:: WHAT TO PRODUCE ::
Look through the data below. Collect every line where the word "have" occurs.

:: RECORD LIST ::
+++

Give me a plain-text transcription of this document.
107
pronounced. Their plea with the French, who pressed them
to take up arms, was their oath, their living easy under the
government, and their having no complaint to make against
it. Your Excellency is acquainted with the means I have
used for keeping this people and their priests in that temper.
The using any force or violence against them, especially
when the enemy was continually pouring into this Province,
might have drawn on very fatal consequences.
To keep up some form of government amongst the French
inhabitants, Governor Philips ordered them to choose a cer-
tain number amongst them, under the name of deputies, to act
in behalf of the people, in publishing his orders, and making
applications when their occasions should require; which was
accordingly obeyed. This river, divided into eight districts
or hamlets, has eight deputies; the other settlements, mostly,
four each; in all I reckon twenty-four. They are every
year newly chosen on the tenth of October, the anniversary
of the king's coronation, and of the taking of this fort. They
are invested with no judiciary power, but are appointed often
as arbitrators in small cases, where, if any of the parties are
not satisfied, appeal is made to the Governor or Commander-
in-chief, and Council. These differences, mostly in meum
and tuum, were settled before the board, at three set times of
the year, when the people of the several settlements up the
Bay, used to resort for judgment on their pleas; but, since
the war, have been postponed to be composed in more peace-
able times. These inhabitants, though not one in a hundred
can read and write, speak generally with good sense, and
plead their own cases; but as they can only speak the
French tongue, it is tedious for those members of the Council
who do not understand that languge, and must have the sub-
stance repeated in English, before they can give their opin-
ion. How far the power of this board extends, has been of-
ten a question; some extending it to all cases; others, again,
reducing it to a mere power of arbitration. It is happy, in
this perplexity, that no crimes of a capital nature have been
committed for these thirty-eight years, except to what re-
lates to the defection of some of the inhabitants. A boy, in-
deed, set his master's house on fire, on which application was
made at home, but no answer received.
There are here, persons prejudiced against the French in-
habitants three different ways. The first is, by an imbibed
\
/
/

+++

:: FINISHED TASK ::
it. Your Excellency is acquainted with the means I have
might have drawn on very fatal consequences.
the war, have been postponed to be composed in more peace-
who do not understand that languge, and must have the sub-
this perplexity, that no crimes of a capital nature have been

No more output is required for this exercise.